Problem statement » Copy every record below, exactly as written.
Start of Task inputs
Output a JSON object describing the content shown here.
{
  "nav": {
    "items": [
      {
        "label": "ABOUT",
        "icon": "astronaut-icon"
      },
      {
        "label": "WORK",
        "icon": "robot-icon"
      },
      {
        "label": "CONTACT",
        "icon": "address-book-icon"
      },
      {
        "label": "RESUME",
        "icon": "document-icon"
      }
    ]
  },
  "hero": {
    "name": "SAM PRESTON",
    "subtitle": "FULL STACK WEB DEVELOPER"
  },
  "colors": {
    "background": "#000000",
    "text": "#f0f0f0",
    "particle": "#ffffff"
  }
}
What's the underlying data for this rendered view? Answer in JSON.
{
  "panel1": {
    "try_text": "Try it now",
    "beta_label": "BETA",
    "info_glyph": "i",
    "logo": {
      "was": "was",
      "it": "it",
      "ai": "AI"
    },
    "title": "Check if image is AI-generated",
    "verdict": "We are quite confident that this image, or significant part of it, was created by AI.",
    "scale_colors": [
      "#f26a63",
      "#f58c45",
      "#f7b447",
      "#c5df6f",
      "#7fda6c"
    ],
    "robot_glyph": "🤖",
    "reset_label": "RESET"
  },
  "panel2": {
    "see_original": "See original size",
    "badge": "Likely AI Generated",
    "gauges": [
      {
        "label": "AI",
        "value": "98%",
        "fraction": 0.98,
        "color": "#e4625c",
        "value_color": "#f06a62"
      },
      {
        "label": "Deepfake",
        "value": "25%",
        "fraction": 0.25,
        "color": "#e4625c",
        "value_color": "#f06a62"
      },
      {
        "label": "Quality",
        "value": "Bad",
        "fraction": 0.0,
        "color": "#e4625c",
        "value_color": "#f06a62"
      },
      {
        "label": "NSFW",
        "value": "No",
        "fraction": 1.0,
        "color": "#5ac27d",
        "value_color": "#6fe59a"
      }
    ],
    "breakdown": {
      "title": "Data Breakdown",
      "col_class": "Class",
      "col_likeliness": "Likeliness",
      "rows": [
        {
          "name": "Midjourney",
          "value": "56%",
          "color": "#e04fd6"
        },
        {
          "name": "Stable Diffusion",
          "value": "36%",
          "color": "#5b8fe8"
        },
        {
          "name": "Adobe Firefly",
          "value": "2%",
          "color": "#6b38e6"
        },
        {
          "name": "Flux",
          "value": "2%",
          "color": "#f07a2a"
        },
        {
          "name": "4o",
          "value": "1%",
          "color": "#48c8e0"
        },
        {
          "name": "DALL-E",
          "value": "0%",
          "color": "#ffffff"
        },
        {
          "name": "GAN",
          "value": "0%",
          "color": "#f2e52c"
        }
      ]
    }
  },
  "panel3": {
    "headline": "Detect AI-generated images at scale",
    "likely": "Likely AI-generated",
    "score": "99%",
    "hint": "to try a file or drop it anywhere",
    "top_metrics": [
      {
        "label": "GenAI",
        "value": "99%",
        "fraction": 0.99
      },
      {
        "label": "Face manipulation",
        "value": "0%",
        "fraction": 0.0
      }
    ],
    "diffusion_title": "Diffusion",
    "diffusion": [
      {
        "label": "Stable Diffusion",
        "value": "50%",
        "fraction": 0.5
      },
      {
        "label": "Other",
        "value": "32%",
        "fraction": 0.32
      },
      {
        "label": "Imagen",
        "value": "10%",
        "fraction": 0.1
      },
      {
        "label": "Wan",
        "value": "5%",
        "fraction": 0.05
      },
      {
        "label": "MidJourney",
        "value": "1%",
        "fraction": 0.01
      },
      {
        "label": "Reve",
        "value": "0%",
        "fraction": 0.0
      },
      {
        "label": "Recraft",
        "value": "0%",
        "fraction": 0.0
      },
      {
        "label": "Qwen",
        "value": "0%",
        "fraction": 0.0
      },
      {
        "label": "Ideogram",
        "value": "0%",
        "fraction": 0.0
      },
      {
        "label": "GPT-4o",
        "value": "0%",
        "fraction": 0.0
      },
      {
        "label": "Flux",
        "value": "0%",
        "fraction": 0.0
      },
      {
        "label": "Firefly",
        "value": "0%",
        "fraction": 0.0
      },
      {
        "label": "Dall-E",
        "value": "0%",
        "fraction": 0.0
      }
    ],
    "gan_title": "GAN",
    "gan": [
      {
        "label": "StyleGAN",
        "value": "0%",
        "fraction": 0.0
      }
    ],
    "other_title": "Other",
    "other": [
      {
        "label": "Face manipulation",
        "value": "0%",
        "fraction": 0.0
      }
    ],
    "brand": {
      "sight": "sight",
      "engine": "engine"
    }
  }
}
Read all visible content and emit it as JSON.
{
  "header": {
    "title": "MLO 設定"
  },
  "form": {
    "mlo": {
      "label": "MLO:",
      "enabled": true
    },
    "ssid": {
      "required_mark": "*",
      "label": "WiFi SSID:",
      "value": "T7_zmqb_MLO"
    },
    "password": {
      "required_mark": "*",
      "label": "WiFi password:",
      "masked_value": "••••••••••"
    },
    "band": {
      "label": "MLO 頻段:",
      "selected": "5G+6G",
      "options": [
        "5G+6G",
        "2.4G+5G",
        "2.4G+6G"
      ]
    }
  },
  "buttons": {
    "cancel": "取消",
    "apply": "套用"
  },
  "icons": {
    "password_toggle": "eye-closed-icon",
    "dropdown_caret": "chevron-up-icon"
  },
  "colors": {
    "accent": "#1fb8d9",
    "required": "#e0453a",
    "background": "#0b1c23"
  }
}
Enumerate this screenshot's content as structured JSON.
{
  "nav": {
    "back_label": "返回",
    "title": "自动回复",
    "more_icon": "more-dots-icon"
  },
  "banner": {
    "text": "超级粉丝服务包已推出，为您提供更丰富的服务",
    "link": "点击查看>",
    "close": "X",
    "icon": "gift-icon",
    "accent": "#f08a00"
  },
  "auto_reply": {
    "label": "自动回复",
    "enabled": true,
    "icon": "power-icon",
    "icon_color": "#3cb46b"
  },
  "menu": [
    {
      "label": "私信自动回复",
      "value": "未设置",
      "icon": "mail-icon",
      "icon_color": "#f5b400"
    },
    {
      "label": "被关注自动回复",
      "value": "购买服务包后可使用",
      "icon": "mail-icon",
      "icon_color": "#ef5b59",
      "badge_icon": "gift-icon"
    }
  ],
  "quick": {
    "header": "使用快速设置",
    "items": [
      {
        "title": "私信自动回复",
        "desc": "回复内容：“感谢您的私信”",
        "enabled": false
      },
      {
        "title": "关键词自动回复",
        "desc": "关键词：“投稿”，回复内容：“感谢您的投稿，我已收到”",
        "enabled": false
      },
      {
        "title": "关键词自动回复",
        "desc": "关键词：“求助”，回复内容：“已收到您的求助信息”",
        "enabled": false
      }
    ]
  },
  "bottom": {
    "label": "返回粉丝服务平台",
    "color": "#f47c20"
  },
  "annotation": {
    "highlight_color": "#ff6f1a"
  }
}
End of Task inputs
Written solution »
Output a JSON object describing the content shown here.
{
  "nav": {
    "items": [
      {
        "label": "ABOUT",
        "icon": "astronaut-icon"
      },
      {
        "label": "WORK",
        "icon": "robot-icon"
      },
      {
        "label": "CONTACT",
        "icon": "address-book-icon"
      },
      {
        "label": "RESUME",
        "icon": "document-icon"
      }
    ]
  },
  "hero": {
    "name": "SAM PRESTON",
    "subtitle": "FULL STACK WEB DEVELOPER"
  },
  "colors": {
    "background": "#000000",
    "text": "#f0f0f0",
    "particle": "#ffffff"
  }
}
What's the underlying data for this rendered view? Answer in JSON.
{
  "panel1": {
    "try_text": "Try it now",
    "beta_label": "BETA",
    "info_glyph": "i",
    "logo": {
      "was": "was",
      "it": "it",
      "ai": "AI"
    },
    "title": "Check if image is AI-generated",
    "verdict": "We are quite confident that this image, or significant part of it, was created by AI.",
    "scale_colors": [
      "#f26a63",
      "#f58c45",
      "#f7b447",
      "#c5df6f",
      "#7fda6c"
    ],
    "robot_glyph": "🤖",
    "reset_label": "RESET"
  },
  "panel2": {
    "see_original": "See original size",
    "badge": "Likely AI Generated",
    "gauges": [
      {
        "label": "AI",
        "value": "98%",
        "fraction": 0.98,
        "color": "#e4625c",
        "value_color": "#f06a62"
      },
      {
        "label": "Deepfake",
        "value": "25%",
        "fraction": 0.25,
        "color": "#e4625c",
        "value_color": "#f06a62"
      },
      {
        "label": "Quality",
        "value": "Bad",
        "fraction": 0.0,
        "color": "#e4625c",
        "value_color": "#f06a62"
      },
      {
        "label": "NSFW",
        "value": "No",
        "fraction": 1.0,
        "color": "#5ac27d",
        "value_color": "#6fe59a"
      }
    ],
    "breakdown": {
      "title": "Data Breakdown",
      "col_class": "Class",
      "col_likeliness": "Likeliness",
      "rows": [
        {
          "name": "Midjourney",
          "value": "56%",
          "color": "#e04fd6"
        },
        {
          "name": "Stable Diffusion",
          "value": "36%",
          "color": "#5b8fe8"
        },
        {
          "name": "Adobe Firefly",
          "value": "2%",
          "color": "#6b38e6"
        },
        {
          "name": "Flux",
          "value": "2%",
          "color": "#f07a2a"
        },
        {
          "name": "4o",
          "value": "1%",
          "color": "#48c8e0"
        },
        {
          "name": "DALL-E",
          "value": "0%",
          "color": "#ffffff"
        },
        {
          "name": "GAN",
          "value": "0%",
          "color": "#f2e52c"
        }
      ]
    }
  },
  "panel3": {
    "headline": "Detect AI-generated images at scale",
    "likely": "Likely AI-generated",
    "score": "99%",
    "hint": "to try a file or drop it anywhere",
    "top_metrics": [
      {
        "label": "GenAI",
        "value": "99%",
        "fraction": 0.99
      },
      {
        "label": "Face manipulation",
        "value": "0%",
        "fraction": 0.0
      }
    ],
    "diffusion_title": "Diffusion",
    "diffusion": [
      {
        "label": "Stable Diffusion",
        "value": "50%",
        "fraction": 0.5
      },
      {
        "label": "Other",
        "value": "32%",
        "fraction": 0.32
      },
      {
        "label": "Imagen",
        "value": "10%",
        "fraction": 0.1
      },
      {
        "label": "Wan",
        "value": "5%",
        "fraction": 0.05
      },
      {
        "label": "MidJourney",
        "value": "1%",
        "fraction": 0.01
      },
      {
        "label": "Reve",
        "value": "0%",
        "fraction": 0.0
      },
      {
        "label": "Recraft",
        "value": "0%",
        "fraction": 0.0
      },
      {
        "label": "Qwen",
        "value": "0%",
        "fraction": 0.0
      },
      {
        "label": "Ideogram",
        "value": "0%",
        "fraction": 0.0
      },
      {
        "label": "GPT-4o",
        "value": "0%",
        "fraction": 0.0
      },
      {
        "label": "Flux",
        "value": "0%",
        "fraction": 0.0
      },
      {
        "label": "Firefly",
        "value": "0%",
        "fraction": 0.0
      },
      {
        "label": "Dall-E",
        "value": "0%",
        "fraction": 0.0
      }
    ],
    "gan_title": "GAN",
    "gan": [
      {
        "label": "StyleGAN",
        "value": "0%",
        "fraction": 0.0
      }
    ],
    "other_title": "Other",
    "other": [
      {
        "label": "Face manipulation",
        "value": "0%",
        "fraction": 0.0
      }
    ],
    "brand": {
      "sight": "sight",
      "engine": "engine"
    }
  }
}
Read all visible content and emit it as JSON.
{
  "header": {
    "title": "MLO 設定"
  },
  "form": {
    "mlo": {
      "label": "MLO:",
      "enabled": true
    },
    "ssid": {
      "required_mark": "*",
      "label": "WiFi SSID:",
      "value": "T7_zmqb_MLO"
    },
    "password": {
      "required_mark": "*",
      "label": "WiFi password:",
      "masked_value": "••••••••••"
    },
    "band": {
      "label": "MLO 頻段:",
      "selected": "5G+6G",
      "options": [
        "5G+6G",
        "2.4G+5G",
        "2.4G+6G"
      ]
    }
  },
  "buttons": {
    "cancel": "取消",
    "apply": "套用"
  },
  "icons": {
    "password_toggle": "eye-closed-icon",
    "dropdown_caret": "chevron-up-icon"
  },
  "colors": {
    "accent": "#1fb8d9",
    "required": "#e0453a",
    "background": "#0b1c23"
  }
}
Enumerate this screenshot's content as structured JSON.
{
  "nav": {
    "back_label": "返回",
    "title": "自动回复",
    "more_icon": "more-dots-icon"
  },
  "banner": {
    "text": "超级粉丝服务包已推出，为您提供更丰富的服务",
    "link": "点击查看>",
    "close": "X",
    "icon": "gift-icon",
    "accent": "#f08a00"
  },
  "auto_reply": {
    "label": "自动回复",
    "enabled": true,
    "icon": "power-icon",
    "icon_color": "#3cb46b"
  },
  "menu": [
    {
      "label": "私信自动回复",
      "value": "未设置",
      "icon": "mail-icon",
      "icon_color": "#f5b400"
    },
    {
      "label": "被关注自动回复",
      "value": "购买服务包后可使用",
      "icon": "mail-icon",
      "icon_color": "#ef5b59",
      "badge_icon": "gift-icon"
    }
  ],
  "quick": {
    "header": "使用快速设置",
    "items": [
      {
        "title": "私信自动回复",
        "desc": "回复内容：“感谢您的私信”",
        "enabled": false
      },
      {
        "title": "关键词自动回复",
        "desc": "关键词：“投稿”，回复内容：“感谢您的投稿，我已收到”",
        "enabled": false
      },
      {
        "title": "关键词自动回复",
        "desc": "关键词：“求助”，回复内容：“已收到您的求助信息”",
        "enabled": false
      }
    ]
  },
  "bottom": {
    "label": "返回粉丝服务平台",
    "color": "#f47c20"
  },
  "annotation": {
    "highlight_color": "#ff6f1a"
  }
}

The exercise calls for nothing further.